> [La consigne] Transcrivez mot pour mot l'article entier sur l'album Spirit de Depeche Mode.

> [Extrait du document]
Le groupe britannique réussit dans son nouvel album Spirit à rester à l’avant-garde de la pop tout en s’adressant à un large public. Il met magistralement en musique l’inquiétude de notre temps.
Quand on est un groupe de pop mondialement connu, la difficulté au fil des années c’est de rester soi-même tout en évoluant. De jouer pour le plus grand nombre tout en maintenant un niveau d’exigence artistique élevé. Un équilibre complexe dans lequel Depeche Mode est passé maître, comme le prouve, une nouvelle fois, l’album Spirit (1) sorti le16 mars. Grave et dense, incroyablement maîtrisé, il fait entendre en douze chansons les inquiétudes de la maturité face à notre époque.
Des anglais aux origines modestes
Car, aujourd’hui, Depeche Mode est quinquagénaire et le trio qui le compose – Dave Gahan, Martin Gore, Andy Fletcher –, chante cet effarement du milieu de la vie, quand la révolte adolescente semble dépassée, mais qu’il est encore possible d’agir, d’influer sur le cours des choses, de défier le temps soudain compté. « Autrefois nous avions des illusions/maintenant nous n’avons plus d’excuses », chantent-ils dans un des sommets de Spirit, la ballade désenchantée The Worst Crime, au lent tempo, qui s’élève au fil des couplets jusqu’à un final sec et poignant.
De leurs débuts à Basildon, morne ville de l’Essex – où ces Anglais aux origines modestes ont pris leur envol à la fin des années 1970 sur le terreau de la musique punk et new wave –, à la sortie triomphale de leur 14e album lancé le 16 mars par un grand concert dans la mythique salle de la Funkhaus à Berlin, ils ont fait du chemin.

> [Extrait des données]
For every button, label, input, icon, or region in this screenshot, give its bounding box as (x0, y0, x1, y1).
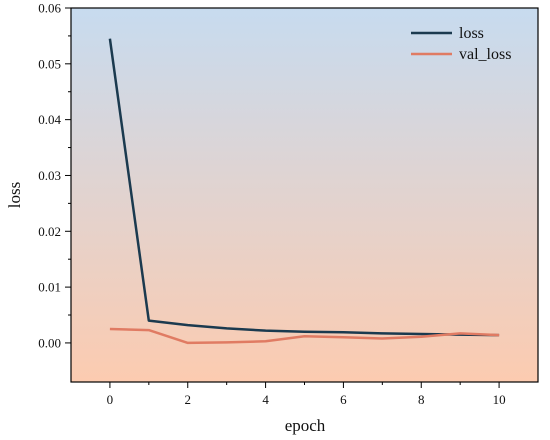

> [Résultat attendu]
Le groupe britannique réussit dans son nouvel album Spirit à rester à l’avant-garde de la pop tout en s’adressant à un large public. Il met magistralement en musique l’inquiétude de notre temps.
Quand on est un groupe de pop mondialement connu, la difficulté au fil des années c’est de rester soi-même tout en évoluant. De jouer pour le plus grand nombre tout en maintenant un niveau d’exigence artistique élevé. Un équilibre complexe dans lequel Depeche Mode est passé maître, comme le prouve, une nouvelle fois, l’album Spirit (1) sorti le16 mars. Grave et dense, incroyablement maîtrisé, il fait entendre en douze chansons les inquiétudes de la maturité face à notre époque.
Des anglais aux origines modestes
Car, aujourd’hui, Depeche Mode est quinquagénaire et le trio qui le compose – Dave Gahan, Martin Gore, Andy Fletcher –, chante cet effarement du milieu de la vie, quand la révolte adolescente semble dépassée, mais qu’il est encore possible d’agir, d’influer sur le cours des choses, de défier le temps soudain compté. « Autrefois nous avions des illusions/maintenant nous n’avons plus d’excuses », chantent-ils dans un des sommets de Spirit, la ballade désenchantée The Worst Crime, au lent tempo, qui s’élève au fil des couplets jusqu’à un final sec et poignant.
De leurs débuts à Basildon, morne ville de l’Essex – où ces Anglais aux origines modestes ont pris leur envol à la fin des années 1970 sur le terreau de la musique punk et new wave –, à la sortie triomphale de leur 14e album lancé le 16 mars par un grand concert dans la mythique salle de la Funkhaus à Berlin, ils ont fait du chemin.